Aim >> Scan the material below for lines with the word "year" and report how many there are, with nothing added.

======== Supplied records

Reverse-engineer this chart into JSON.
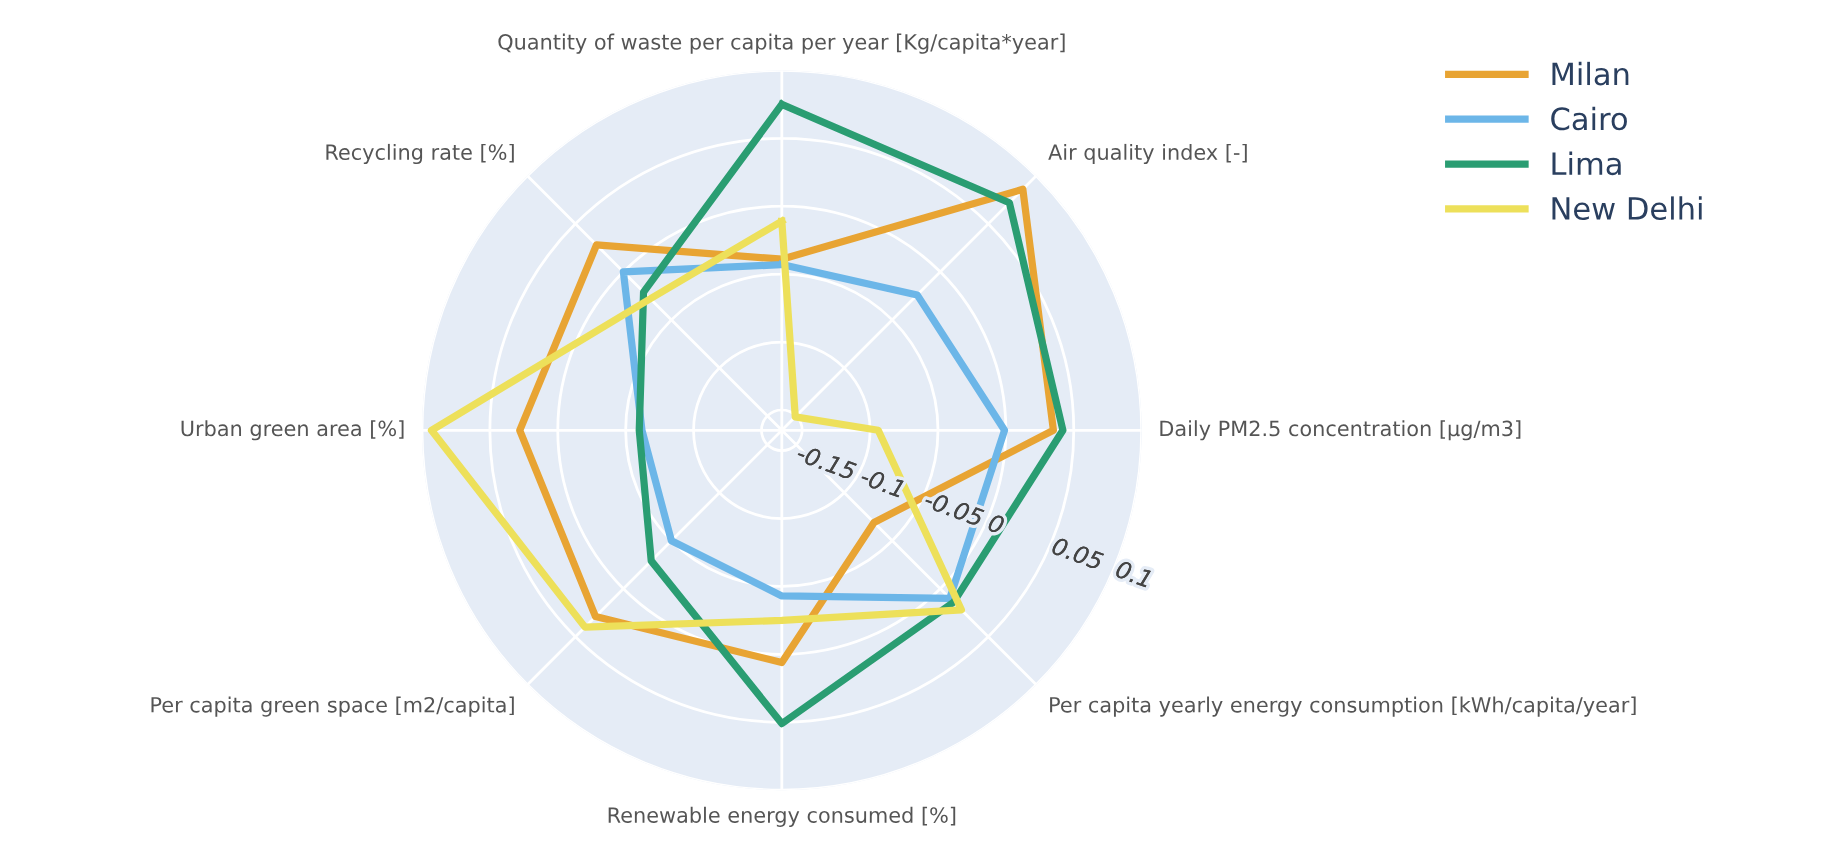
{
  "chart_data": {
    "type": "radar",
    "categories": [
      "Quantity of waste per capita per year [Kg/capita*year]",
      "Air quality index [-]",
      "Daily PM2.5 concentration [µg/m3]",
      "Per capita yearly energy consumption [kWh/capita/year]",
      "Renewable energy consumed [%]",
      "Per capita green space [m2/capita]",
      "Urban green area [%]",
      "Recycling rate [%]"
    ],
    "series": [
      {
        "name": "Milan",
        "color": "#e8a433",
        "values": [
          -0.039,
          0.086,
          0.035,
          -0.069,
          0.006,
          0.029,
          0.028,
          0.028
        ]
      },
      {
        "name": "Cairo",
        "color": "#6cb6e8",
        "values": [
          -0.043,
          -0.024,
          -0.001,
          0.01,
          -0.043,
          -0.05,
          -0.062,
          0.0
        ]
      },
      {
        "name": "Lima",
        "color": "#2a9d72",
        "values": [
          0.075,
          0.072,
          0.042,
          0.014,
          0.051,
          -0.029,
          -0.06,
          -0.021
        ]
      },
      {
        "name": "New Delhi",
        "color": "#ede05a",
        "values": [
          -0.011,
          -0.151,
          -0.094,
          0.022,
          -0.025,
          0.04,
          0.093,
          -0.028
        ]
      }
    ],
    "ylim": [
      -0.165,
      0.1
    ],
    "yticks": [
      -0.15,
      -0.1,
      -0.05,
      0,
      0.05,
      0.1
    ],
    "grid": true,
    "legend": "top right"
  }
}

================
======== Supplied records

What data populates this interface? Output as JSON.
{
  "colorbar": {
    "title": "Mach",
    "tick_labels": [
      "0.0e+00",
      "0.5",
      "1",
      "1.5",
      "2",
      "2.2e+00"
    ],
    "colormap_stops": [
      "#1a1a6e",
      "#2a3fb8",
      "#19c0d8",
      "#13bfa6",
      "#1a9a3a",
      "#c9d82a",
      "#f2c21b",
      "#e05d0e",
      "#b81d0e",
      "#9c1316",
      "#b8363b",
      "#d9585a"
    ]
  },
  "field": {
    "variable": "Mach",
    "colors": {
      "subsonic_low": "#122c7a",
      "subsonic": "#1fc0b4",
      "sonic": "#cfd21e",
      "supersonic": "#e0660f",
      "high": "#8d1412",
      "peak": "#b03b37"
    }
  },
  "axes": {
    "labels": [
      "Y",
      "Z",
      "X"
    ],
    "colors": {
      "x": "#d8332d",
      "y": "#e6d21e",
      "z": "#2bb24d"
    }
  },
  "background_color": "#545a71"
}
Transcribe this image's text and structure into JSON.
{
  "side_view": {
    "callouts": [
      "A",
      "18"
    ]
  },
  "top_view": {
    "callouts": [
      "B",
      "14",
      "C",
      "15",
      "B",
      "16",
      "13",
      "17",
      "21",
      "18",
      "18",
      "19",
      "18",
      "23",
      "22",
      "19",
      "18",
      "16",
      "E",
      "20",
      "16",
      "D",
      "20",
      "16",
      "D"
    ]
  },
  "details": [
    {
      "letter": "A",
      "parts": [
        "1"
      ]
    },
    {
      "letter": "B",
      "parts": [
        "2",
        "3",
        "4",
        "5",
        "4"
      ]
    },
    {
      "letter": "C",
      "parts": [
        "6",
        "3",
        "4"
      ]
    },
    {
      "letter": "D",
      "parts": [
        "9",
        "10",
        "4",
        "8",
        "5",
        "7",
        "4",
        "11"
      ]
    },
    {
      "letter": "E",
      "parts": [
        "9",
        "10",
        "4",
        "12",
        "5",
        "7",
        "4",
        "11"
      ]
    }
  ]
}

================

Complete answer >> 2